**PROMPT**. Retype the listing that follows, exactly as written.

**INPUT RECORDS**.

— Begin —

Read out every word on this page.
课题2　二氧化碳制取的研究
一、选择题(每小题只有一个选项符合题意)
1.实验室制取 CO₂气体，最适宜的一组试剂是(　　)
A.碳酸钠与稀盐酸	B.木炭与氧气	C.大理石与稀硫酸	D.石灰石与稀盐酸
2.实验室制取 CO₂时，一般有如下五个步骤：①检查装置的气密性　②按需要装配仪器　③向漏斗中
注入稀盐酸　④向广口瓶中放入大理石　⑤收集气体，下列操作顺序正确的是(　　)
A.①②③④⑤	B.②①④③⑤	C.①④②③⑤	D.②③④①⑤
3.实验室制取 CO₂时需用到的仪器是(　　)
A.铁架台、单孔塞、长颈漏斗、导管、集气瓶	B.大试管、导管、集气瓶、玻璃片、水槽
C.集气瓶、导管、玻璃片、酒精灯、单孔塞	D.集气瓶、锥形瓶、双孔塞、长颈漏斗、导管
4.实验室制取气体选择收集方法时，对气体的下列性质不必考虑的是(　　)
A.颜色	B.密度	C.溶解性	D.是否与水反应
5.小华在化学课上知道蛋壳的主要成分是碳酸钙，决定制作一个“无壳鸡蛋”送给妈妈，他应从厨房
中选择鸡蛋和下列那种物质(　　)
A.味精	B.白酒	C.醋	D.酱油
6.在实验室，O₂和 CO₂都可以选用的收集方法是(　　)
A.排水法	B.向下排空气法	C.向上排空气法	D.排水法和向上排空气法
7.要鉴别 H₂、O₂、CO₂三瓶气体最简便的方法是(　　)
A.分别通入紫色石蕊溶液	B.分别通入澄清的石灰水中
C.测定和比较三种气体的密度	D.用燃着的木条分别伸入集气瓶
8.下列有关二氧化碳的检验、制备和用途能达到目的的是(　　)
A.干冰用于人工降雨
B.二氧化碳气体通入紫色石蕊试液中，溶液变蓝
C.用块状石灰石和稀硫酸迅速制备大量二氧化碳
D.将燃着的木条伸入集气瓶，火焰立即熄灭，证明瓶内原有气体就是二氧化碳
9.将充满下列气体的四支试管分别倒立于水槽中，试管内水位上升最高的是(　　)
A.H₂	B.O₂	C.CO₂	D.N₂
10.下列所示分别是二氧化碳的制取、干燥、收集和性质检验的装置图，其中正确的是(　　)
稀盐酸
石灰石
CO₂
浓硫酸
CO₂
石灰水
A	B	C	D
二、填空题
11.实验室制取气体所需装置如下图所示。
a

— End —

**ANSWER IN FULL**.
Read out every word on this page.
课题2　二氧化碳制取的研究
一、选择题(每小题只有一个选项符合题意)
1.实验室制取 CO₂气体，最适宜的一组试剂是(　　)
A.碳酸钠与稀盐酸	B.木炭与氧气	C.大理石与稀硫酸	D.石灰石与稀盐酸
2.实验室制取 CO₂时，一般有如下五个步骤：①检查装置的气密性　②按需要装配仪器　③向漏斗中
注入稀盐酸　④向广口瓶中放入大理石　⑤收集气体，下列操作顺序正确的是(　　)
A.①②③④⑤	B.②①④③⑤	C.①④②③⑤	D.②③④①⑤
3.实验室制取 CO₂时需用到的仪器是(　　)
A.铁架台、单孔塞、长颈漏斗、导管、集气瓶	B.大试管、导管、集气瓶、玻璃片、水槽
C.集气瓶、导管、玻璃片、酒精灯、单孔塞	D.集气瓶、锥形瓶、双孔塞、长颈漏斗、导管
4.实验室制取气体选择收集方法时，对气体的下列性质不必考虑的是(　　)
A.颜色	B.密度	C.溶解性	D.是否与水反应
5.小华在化学课上知道蛋壳的主要成分是碳酸钙，决定制作一个“无壳鸡蛋”送给妈妈，他应从厨房
中选择鸡蛋和下列那种物质(　　)
A.味精	B.白酒	C.醋	D.酱油
6.在实验室，O₂和 CO₂都可以选用的收集方法是(　　)
A.排水法	B.向下排空气法	C.向上排空气法	D.排水法和向上排空气法
7.要鉴别 H₂、O₂、CO₂三瓶气体最简便的方法是(　　)
A.分别通入紫色石蕊溶液	B.分别通入澄清的石灰水中
C.测定和比较三种气体的密度	D.用燃着的木条分别伸入集气瓶
8.下列有关二氧化碳的检验、制备和用途能达到目的的是(　　)
A.干冰用于人工降雨
B.二氧化碳气体通入紫色石蕊试液中，溶液变蓝
C.用块状石灰石和稀硫酸迅速制备大量二氧化碳
D.将燃着的木条伸入集气瓶，火焰立即熄灭，证明瓶内原有气体就是二氧化碳
9.将充满下列气体的四支试管分别倒立于水槽中，试管内水位上升最高的是(　　)
A.H₂	B.O₂	C.CO₂	D.N₂
10.下列所示分别是二氧化碳的制取、干燥、收集和性质检验的装置图，其中正确的是(　　)
稀盐酸
石灰石
CO₂
浓硫酸
CO₂
石灰水
A	B	C	D
二、填空题
11.实验室制取气体所需装置如下图所示。
a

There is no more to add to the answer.